= Problem to solve =
Report how many lines below contain the word "than", and give only that number.
[START OF Exercise input]
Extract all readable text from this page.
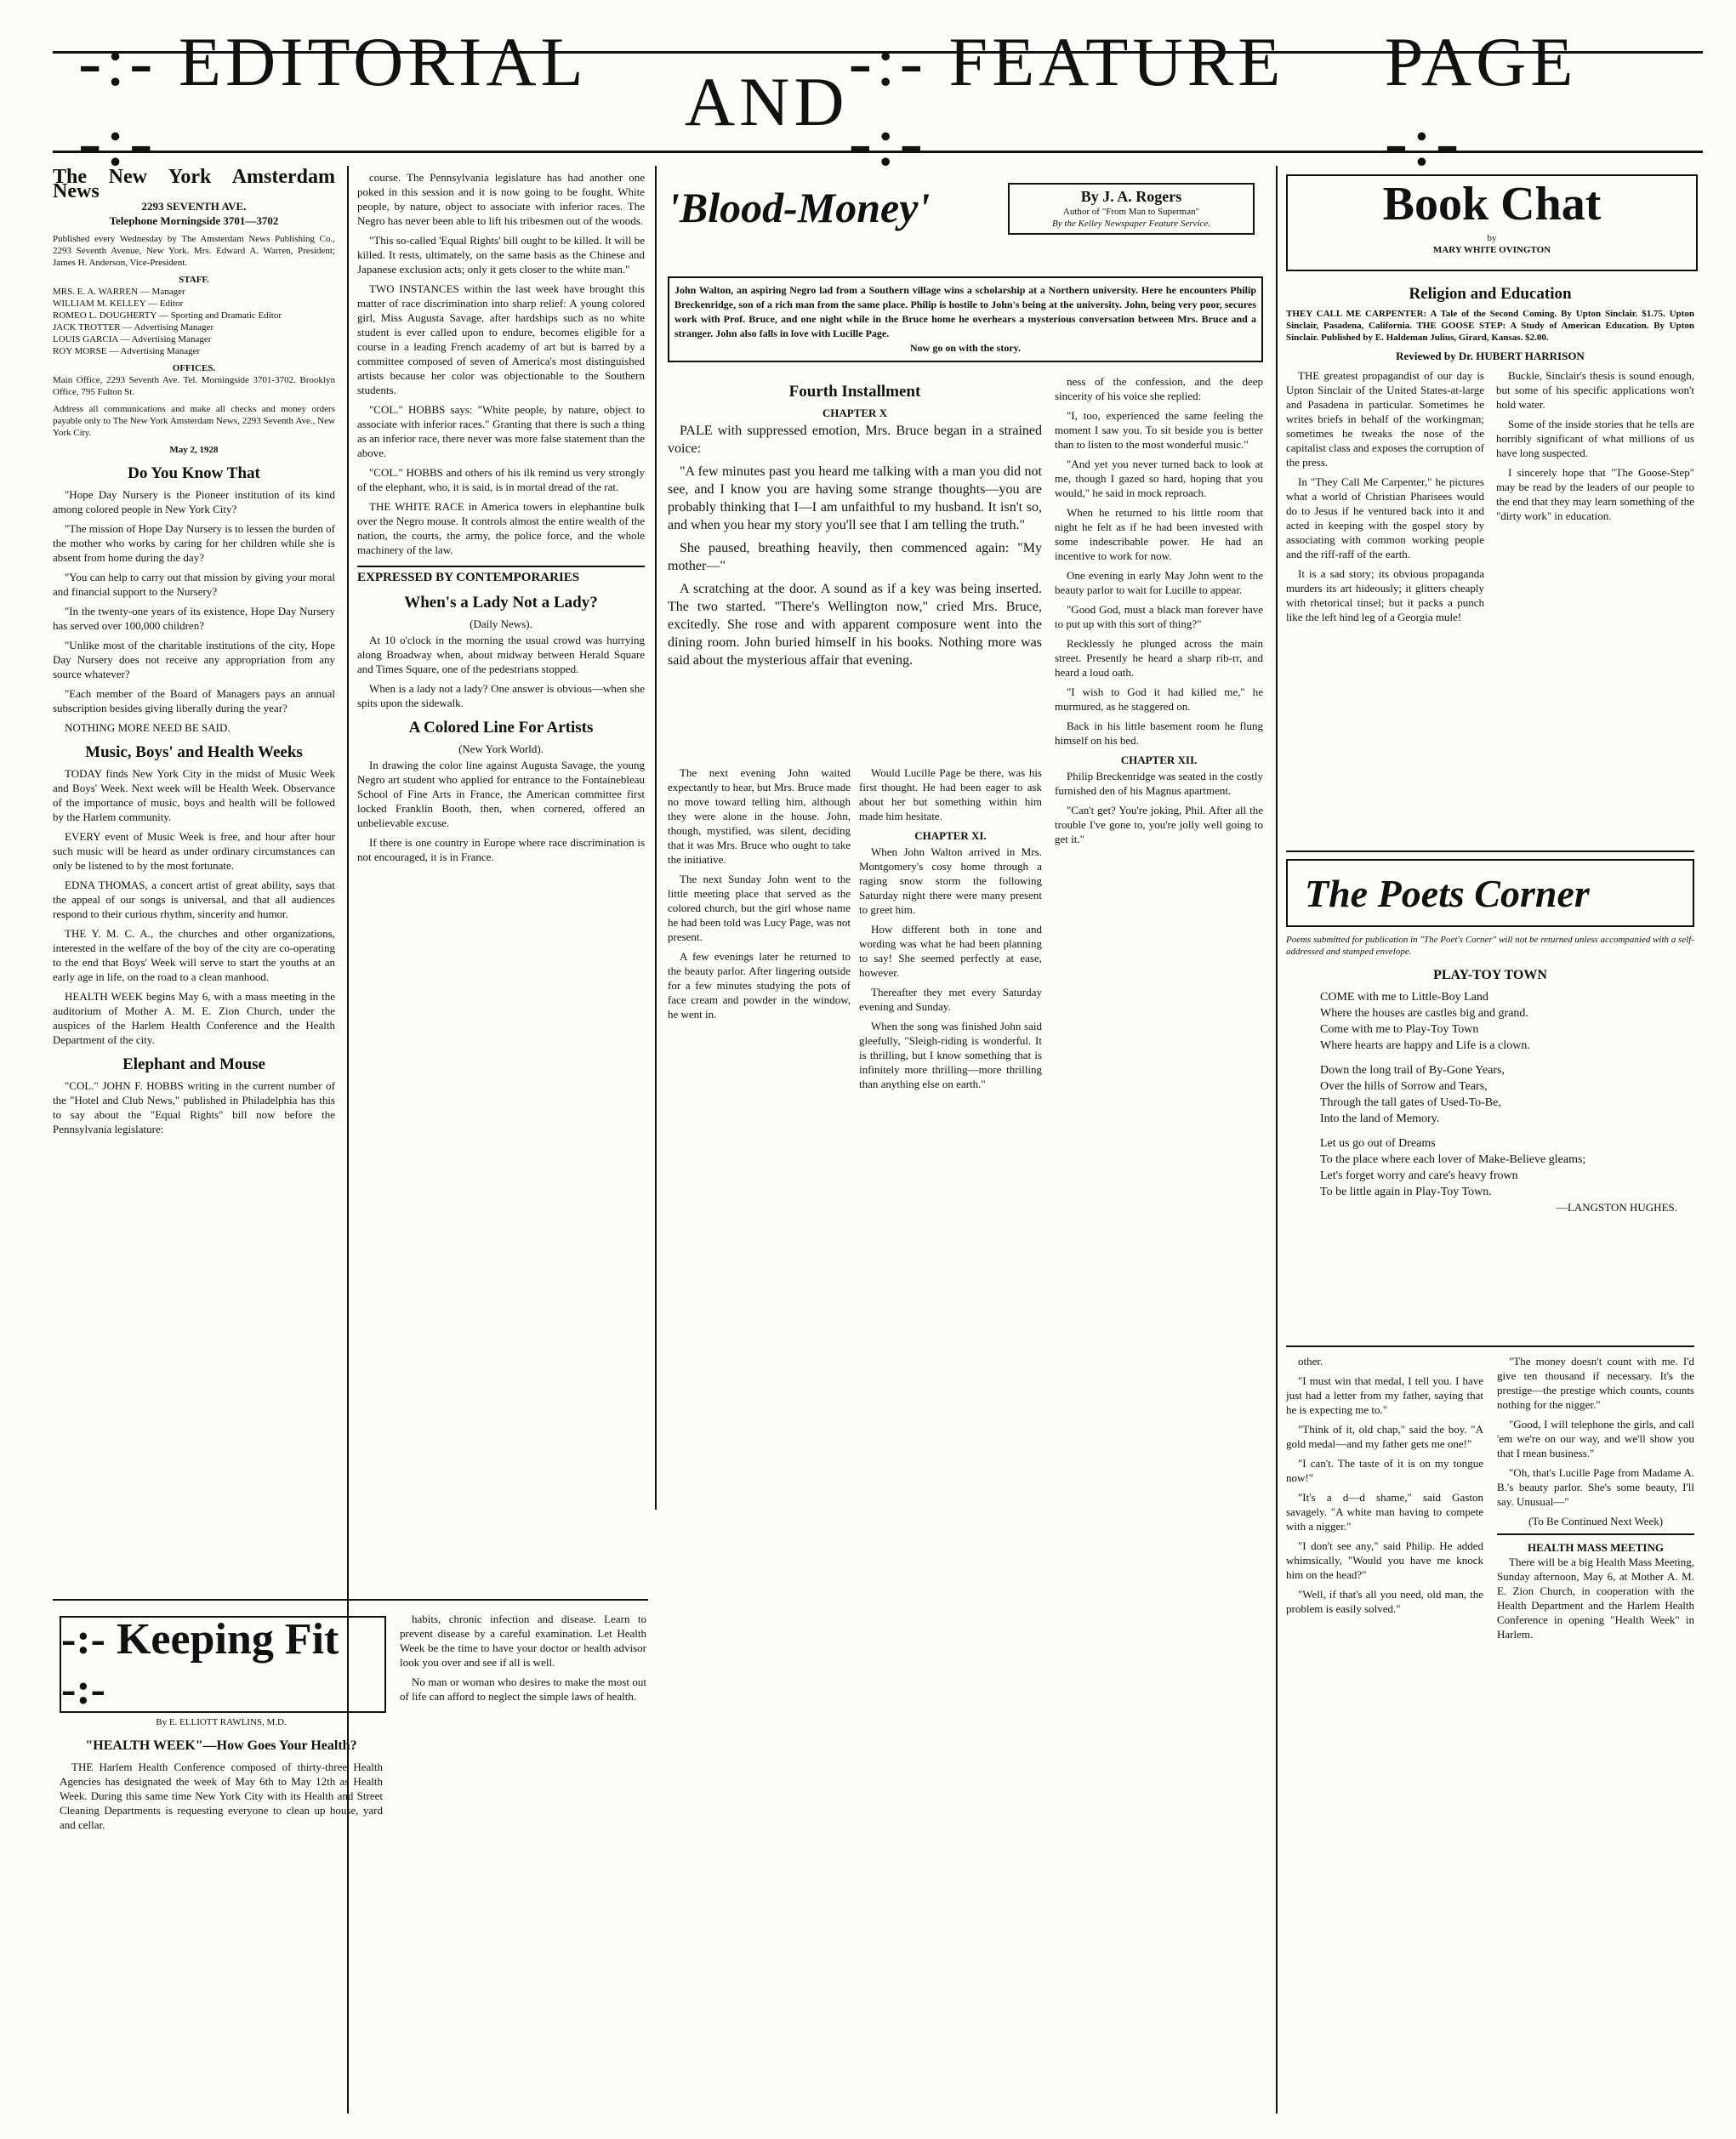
-:- EDITORIAL -:-
AND
-:- FEATURE -:-
PAGE -:-
The New York Amsterdam News
2293 SEVENTH AVE.
Telephone Morningside 3701—3702
Published every Wednesday by The Amsterdam News Publishing Co., 2293 Seventh Avenue, New York. Mrs. Edward A. Warren, President; James H. Anderson, Vice-President.
STAFF.
MRS. E. A. WARREN — Manager
WILLIAM M. KELLEY — Editor
ROMEO L. DOUGHERTY — Sporting and Dramatic Editor
JACK TROTTER — Advertising Manager
LOUIS GARCIA — Advertising Manager
ROY MORSE — Advertising Manager
OFFICES.
Main Office, 2293 Seventh Ave. Tel. Morningside 3701-3702. Brooklyn Office, 795 Fulton St.
Address all communications and make all checks and money orders payable only to The New York Amsterdam News, 2293 Seventh Ave., New York City.
May 2, 1928
Do You Know That

"Hope Day Nursery is the Pioneer institution of its kind among colored people in New York City?

"The mission of Hope Day Nursery is to lessen the burden of the mother who works by caring for her children while she is absent from home during the day?

"You can help to carry out that mission by giving your moral and financial support to the Nursery?

"In the twenty-one years of its existence, Hope Day Nursery has served over 100,000 children?

"Unlike most of the charitable institutions of the city, Hope Day Nursery does not receive any appropriation from any source whatever?

"Each member of the Board of Managers pays an annual subscription besides giving liberally during the year?

NOTHING MORE NEED BE SAID.

Music, Boys' and Health Weeks

TODAY finds New York City in the midst of Music Week and Boys' Week. Next week will be Health Week. Observance of the importance of music, boys and health will be followed by the Harlem community.

EVERY event of Music Week is free, and hour after hour such music will be heard as under ordinary circumstances can only be listened to by the most fortunate.

EDNA THOMAS, a concert artist of great ability, says that the appeal of our songs is universal, and that all audiences respond to their curious rhythm, sincerity and humor.

THE Y. M. C. A., the churches and other organizations, interested in the welfare of the boy of the city are co-operating to the end that Boys' Week will serve to start the youths at an early age in life, on the road to a clean manhood.

HEALTH WEEK begins May 6, with a mass meeting in the auditorium of Mother A. M. E. Zion Church, under the auspices of the Harlem Health Conference and the Health Department of the city.

Elephant and Mouse

"COL." JOHN F. HOBBS writing in the current number of the "Hotel and Club News," published in Philadelphia has this to say about the "Equal Rights" bill now before the Pennsylvania legislature:

course. The Pennsylvania legislature has had another one poked in this session and it is now going to be fought. White people, by nature, object to associate with inferior races. The Negro has never been able to lift his tribesmen out of the woods.

"This so-called 'Equal Rights' bill ought to be killed. It will be killed. It rests, ultimately, on the same basis as the Chinese and Japanese exclusion acts; only it gets closer to the white man."

TWO INSTANCES within the last week have brought this matter of race discrimination into sharp relief: A young colored girl, Miss Augusta Savage, after hardships such as no white student is ever called upon to endure, becomes eligible for a course in a leading French academy of art but is barred by a committee composed of seven of America's most distinguished artists because her color was objectionable to the Southern students.

"COL." HOBBS says: "White people, by nature, object to associate with inferior races." Granting that there is such a thing as an inferior race, there never was more false statement than the above.

"COL." HOBBS and others of his ilk remind us very strongly of the elephant, who, it is said, is in mortal dread of the rat.

THE WHITE RACE in America towers in elephantine bulk over the Negro mouse. It controls almost the entire wealth of the nation, the courts, the army, the police force, and the whole machinery of the law.

EXPRESSED BY CONTEMPORARIES
When's a Lady Not a Lady?
(Daily News).

At 10 o'clock in the morning the usual crowd was hurrying along Broadway when, about midway between Herald Square and Times Square, one of the pedestrians stopped.

When is a lady not a lady? One answer is obvious—when she spits upon the sidewalk.

A Colored Line For Artists
(New York World).

In drawing the color line against Augusta Savage, the young Negro art student who applied for entrance to the Fontainebleau School of Fine Arts in France, the American committee first locked Franklin Booth, then, when cornered, offered an unbelievable excuse.

If there is one country in Europe where race discrimination is not encouraged, it is in France.

-:- Keeping Fit -:-
By E. ELLIOTT RAWLINS, M.D.
"HEALTH WEEK"—How Goes Your Health?

THE Harlem Health Conference composed of thirty-three Health Agencies has designated the week of May 6th to May 12th as Health Week. During this same time New York City with its Health and Street Cleaning Departments is requesting everyone to clean up house, yard and cellar.

habits, chronic infection and disease. Learn to prevent disease by a careful examination. Let Health Week be the time to have your doctor or health advisor look you over and see if all is well.

No man or woman who desires to make the most out of life can afford to neglect the simple laws of health.

'Blood-Money'	By J. A. Rogers
Author of "From Man to Superman"
By the Kelley Newspaper Feature Service.
John Walton, an aspiring Negro lad from a Southern village wins a scholarship at a Northern university. Here he encounters Philip Breckenridge, son of a rich man from the same place. Philip is hostile to John's being at the university. John, being very poor, secures work with Prof. Bruce, and one night while in the Bruce home he overhears a mysterious conversation between Mrs. Bruce and a stranger. John also falls in love with Lucille Page.
Now go on with the story.
Fourth Installment
CHAPTER X

PALE with suppressed emotion, Mrs. Bruce began in a strained voice:

"A few minutes past you heard me talking with a man you did not see, and I know you are having some strange thoughts—you are probably thinking that I—I am unfaithful to my husband. It isn't so, and when you hear my story you'll see that I am telling the truth."

She paused, breathing heavily, then commenced again: "My mother—"

A scratching at the door. A sound as if a key was being inserted. The two started. "There's Wellington now," cried Mrs. Bruce, excitedly. She rose and with apparent composure went into the dining room. John buried himself in his books. Nothing more was said about the mysterious affair that evening.

The next evening John waited expectantly to hear, but Mrs. Bruce made no move toward telling him, although they were alone in the house. John, though, mystified, was silent, deciding that it was Mrs. Bruce who ought to take the initiative.

The next Sunday John went to the little meeting place that served as the colored church, but the girl whose name he had been told was Lucy Page, was not present.

A few evenings later he returned to the beauty parlor. After lingering outside for a few minutes studying the pots of face cream and powder in the window, he went in.

Would Lucille Page be there, was his first thought. He had been eager to ask about her but something within him made him hesitate.

CHAPTER XI.

When John Walton arrived in Mrs. Montgomery's cosy home through a raging snow storm the following Saturday night there were many present to greet him.

How different both in tone and wording was what he had been planning to say! She seemed perfectly at ease, however.

Thereafter they met every Saturday evening and Sunday.

When the song was finished John said gleefully, "Sleigh-riding is wonderful. It is thrilling, but I know something that is infinitely more thrilling—more thrilling than anything else on earth."

ness of the confession, and the deep sincerity of his voice she replied:

"I, too, experienced the same feeling the moment I saw you. To sit beside you is better than to listen to the most wonderful music."

"And yet you never turned back to look at me, though I gazed so hard, hoping that you would," he said in mock reproach.

When he returned to his little room that night he felt as if he had been invested with some indescribable power. He had an incentive to work for now.

One evening in early May John went to the beauty parlor to wait for Lucille to appear.

"Good God, must a black man forever have to put up with this sort of thing?"

Recklessly he plunged across the main street. Presently he heard a sharp rib-rr, and heard a loud oath.

"I wish to God it had killed me," he murmured, as he staggered on.

Back in his little basement room he flung himself on his bed.

CHAPTER XII.

Philip Breckenridge was seated in the costly furnished den of his Magnus apartment.

"Can't get? You're joking, Phil. After all the trouble I've gone to, you're jolly well going to get it."

Book Chat
by
MARY WHITE OVINGTON
Religion and Education
THEY CALL ME CARPENTER: A Tale of the Second Coming. By Upton Sinclair. $1.75. Upton Sinclair, Pasadena, California. THE GOOSE STEP: A Study of American Education. By Upton Sinclair. Published by E. Haldeman Julius, Girard, Kansas. $2.00.
Reviewed by Dr. HUBERT HARRISON

THE greatest propagandist of our day is Upton Sinclair of the United States-at-large and Pasadena in particular. Sometimes he writes briefs in behalf of the workingman; sometimes he tweaks the nose of the capitalist class and exposes the corruption of the press.

In "They Call Me Carpenter," he pictures what a world of Christian Pharisees would do to Jesus if he ventured back into it and acted in keeping with the gospel story by associating with common working people and the riff-raff of the earth.

It is a sad story; its obvious propaganda murders its art hideously; it glitters cheaply with rhetorical tinsel; but it packs a punch like the left hind leg of a Georgia mule!

Buckle, Sinclair's thesis is sound enough, but some of his specific applications won't hold water.

Some of the inside stories that he tells are horribly significant of what millions of us have long suspected.

I sincerely hope that "The Goose-Step" may be read by the leaders of our people to the end that they may learn something of the "dirty work" in education.

The Poets Corner
Poems submitted for publication in "The Poet's Corner" will not be returned unless accompanied with a self-addressed and stamped envelope.
PLAY-TOY TOWN
COME with me to Little-Boy Land
Where the houses are castles big and grand.
Come with me to Play-Toy Town
Where hearts are happy and Life is a clown.
Down the long trail of By-Gone Years,
Over the hills of Sorrow and Tears,
Through the tall gates of Used-To-Be,
Into the land of Memory.
Let us go out of Dreams
To the place where each lover of Make-Believe gleams;
Let's forget worry and care's heavy frown
To be little again in Play-Toy Town.
—LANGSTON HUGHES.

other.

"I must win that medal, I tell you. I have just had a letter from my father, saying that he is expecting me to."

"Think of it, old chap," said the boy. "A gold medal—and my father gets me one!"

"I can't. The taste of it is on my tongue now!"

"It's a d—d shame," said Gaston savagely. "A white man having to compete with a nigger."

"I don't see any," said Philip. He added whimsically, "Would you have me knock him on the head?"

"Well, if that's all you need, old man, the problem is easily solved."

"The money doesn't count with me. I'd give ten thousand if necessary. It's the prestige—the prestige which counts, counts nothing for the nigger."

"Good, I will telephone the girls, and call 'em we're on our way, and we'll show you that I mean business."

"Oh, that's Lucille Page from Madame A. B.'s beauty parlor. She's some beauty, I'll say. Unusual—"

(To Be Continued Next Week)
HEALTH MASS MEETING

There will be a big Health Mass Meeting, Sunday afternoon, May 6, at Mother A. M. E. Zion Church, in cooperation with the Health Department and the Harlem Health Conference in opening "Health Week" in Harlem.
[END OF Exercise input]
= Task output =
3